Collected data:
####

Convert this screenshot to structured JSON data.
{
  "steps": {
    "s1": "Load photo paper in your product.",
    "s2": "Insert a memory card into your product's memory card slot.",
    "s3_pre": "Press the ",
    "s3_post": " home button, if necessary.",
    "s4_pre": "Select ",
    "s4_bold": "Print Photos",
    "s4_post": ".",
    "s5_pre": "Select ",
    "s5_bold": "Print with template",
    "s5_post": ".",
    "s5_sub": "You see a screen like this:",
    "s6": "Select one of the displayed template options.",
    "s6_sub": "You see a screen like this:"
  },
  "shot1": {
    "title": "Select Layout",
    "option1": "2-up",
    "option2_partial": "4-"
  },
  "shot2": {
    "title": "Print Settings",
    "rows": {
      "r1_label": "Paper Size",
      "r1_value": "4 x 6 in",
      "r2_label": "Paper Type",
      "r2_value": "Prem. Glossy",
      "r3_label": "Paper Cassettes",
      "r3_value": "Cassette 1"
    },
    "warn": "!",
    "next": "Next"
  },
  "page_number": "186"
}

####

● **Goal**
Transcribe the full listing above without leaving anything out.

● **Written reply**
Convert this screenshot to structured JSON data.
{
  "steps": {
    "s1": "Load photo paper in your product.",
    "s2": "Insert a memory card into your product's memory card slot.",
    "s3_pre": "Press the ",
    "s3_post": " home button, if necessary.",
    "s4_pre": "Select ",
    "s4_bold": "Print Photos",
    "s4_post": ".",
    "s5_pre": "Select ",
    "s5_bold": "Print with template",
    "s5_post": ".",
    "s5_sub": "You see a screen like this:",
    "s6": "Select one of the displayed template options.",
    "s6_sub": "You see a screen like this:"
  },
  "shot1": {
    "title": "Select Layout",
    "option1": "2-up",
    "option2_partial": "4-"
  },
  "shot2": {
    "title": "Print Settings",
    "rows": {
      "r1_label": "Paper Size",
      "r1_value": "4 x 6 in",
      "r2_label": "Paper Type",
      "r2_value": "Prem. Glossy",
      "r3_label": "Paper Cassettes",
      "r3_value": "Cassette 1"
    },
    "warn": "!",
    "next": "Next"
  },
  "page_number": "186"
}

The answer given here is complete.